* _Texte à lire_
◆ ◆ ◆ ◆ ◆
Du coup, à partir du riddim qui était déjà là, j'ai eu envie de monter un projet musical avec d'autres chanteurs en se basant sur le principe du morceau "11'30 contre les lois racistes" où plusieurs artistes hip-hop rappaient sur la même instru. Ce titre m'avait beaucoup marqué et je voulais initier un mouvement de la sorte mais reggae. J'ai contacté plusieurs personnes, dont Soom T, mais vu qu'elle sortait son album à cette époque, la prod m'a dit qu'elle était trop occupée. Certains m'ont répondu, d'autres non, c'était donc assez difficile de pouvoir fédérer autour d'un projet commun.
Tout cela s'est passé en janvier/février 2016, juste après la sortie d'Intuitions et là, je me dis : "Je monte à Calais". J'ai emmené avec moi Ma Kata, chanteuse du groupe Doctor Red, ainsi que Juliette Baudot, une amie d'enfance aujourd'hui réalisatrice. Le but était de passer quelques jours là-bas afin de tourner quelques images pour en faire un clip documentaire.
C'était ainsi pour moi l'occasion de me rendre compte de la réalité des camps de réfugiés. En effet, ce qu'il peut se passer dans les gros camps en Turquie, en Syrie, en Somalie ou au Soudan, ce sont des choses qu'on ne voit pas en France. J'ai pu rencontrer des gens qui ont fait le choix de partir de leur pays à cause de la guerre.
On est donc monté à Calais, on a passé deux jours là-bas, et il se trouve que c'est tombé sur une journée où un juge dépêché par le gouvernement devait décider du démantèlement ou non du camp.
On a alors contacté Taleb des Rastas du Cœur qui nous a mis en relation avec un bénévole opérant dans le camp. Grâce à lui, on a pu approcher des Soudanais, qui nous ont accueilli, fait à manger, prêté leur lit, etc. Bref, on a vraiment vécu avec eux pendant ces quelques jours, c'était quelque chose de très fort humainement.
Finalement, avec les images tournées, on s'est dit qu'il fallait faire un mini-documentaire d'une douzaine de minutes avec la musique en toile de fond et les artistes qui se posent dessus. Mais comme je le disais plus haut, ça a été galère de rassembler tout le monde. On a donc décidé de se concentrer au préalable sur le clip "Migrants" avec les textes que j'avais déjà écrits.
◆ ◆ ◆ ◆ ◆
* _Consigne_
D'après le texte sur le projet musical reggae, quelles personnes ont été emmenées à Calais ? Le listing n'est pas utile pour cet exercice.

* _Enregistrements bruts_
◆ ◆ ◆ ◆ ◆
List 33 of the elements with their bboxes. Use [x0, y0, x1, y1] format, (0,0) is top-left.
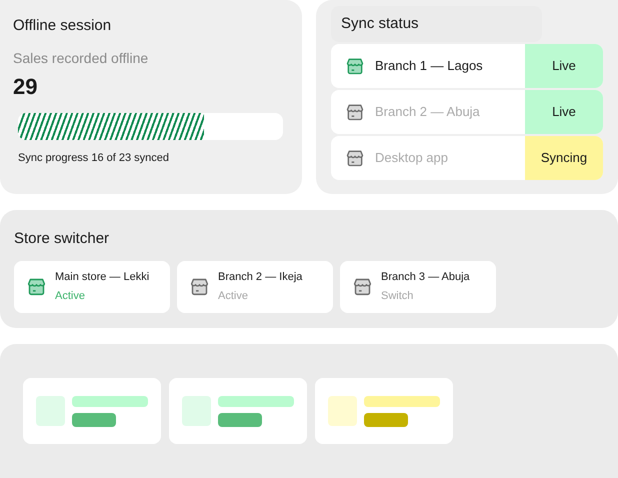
store-name: Branch 2 — Ikeja: [218, 270, 302, 285]
store-action: Active: [55, 288, 86, 304]
card-title: Sync status: [331, 6, 542, 42]
sync-row[interactable]: Desktop app Syncing: [331, 136, 603, 180]
panel-title: Store switcher: [14, 229, 110, 249]
store-card[interactable]: Main store — Lekki Active: [14, 260, 170, 312]
store-card[interactable]: Branch 2 — Ikeja Active: [177, 260, 333, 312]
metric-label: Sales recorded offline: [13, 49, 150, 68]
skeleton-thumbnail: [36, 396, 65, 426]
card-title: Offline session: [13, 16, 112, 36]
metric-value: 29: [13, 73, 38, 101]
store-icon: [189, 276, 210, 297]
store-icon: [345, 148, 365, 168]
status-badge: Live: [525, 90, 603, 134]
store-action: Switch: [381, 288, 414, 304]
store-card[interactable]: Branch 3 — Abuja Switch: [340, 260, 496, 312]
store-icon: [345, 102, 365, 122]
progress-caption: Sync progress 16 of 23 synced: [18, 151, 170, 166]
skeleton-thumbnail: [182, 396, 211, 426]
branch-name: Branch 1 — Lagos: [375, 57, 484, 76]
store-name: Main store — Lekki: [55, 270, 150, 285]
store-action: Active: [218, 288, 249, 304]
skeleton-thumbnail: [328, 396, 357, 426]
store-icon: [26, 276, 47, 297]
store-name: Branch 3 — Abuja: [381, 270, 470, 285]
sync-row[interactable]: Branch 1 — Lagos Live: [331, 44, 603, 88]
branch-name: Desktop app: [375, 149, 449, 168]
store-icon: [352, 276, 373, 297]
status-badge: Live: [525, 44, 603, 88]
status-badge: Syncing: [525, 136, 603, 180]
store-icon: [345, 56, 365, 76]
sync-row[interactable]: Branch 2 — Abuja Live: [331, 90, 603, 134]
branch-name: Branch 2 — Abuja: [375, 103, 481, 122]
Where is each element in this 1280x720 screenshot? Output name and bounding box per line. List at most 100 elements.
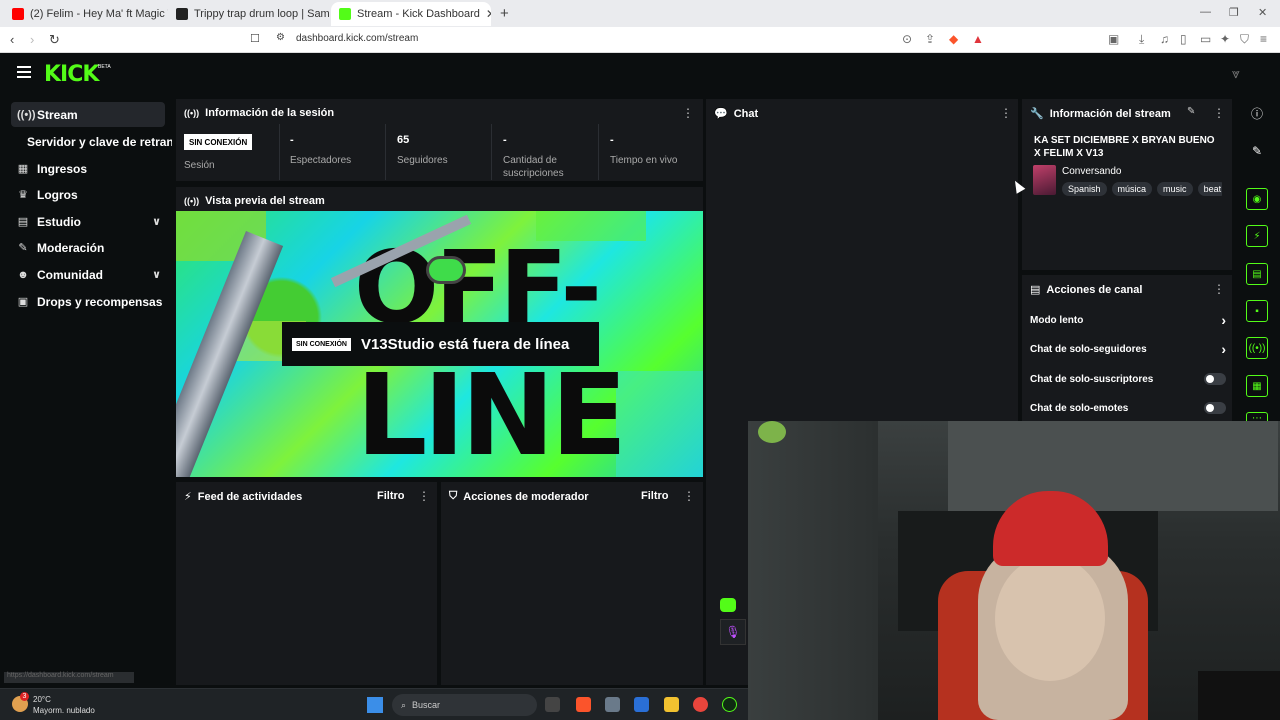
◆ ◆ ◆ ◆ ◆
* _Réponse_
Ma Kata, chanteuse du groupe Doctor Red, et Juliette Baudot, une amie d'enfance aujourd'hui réalisatrice.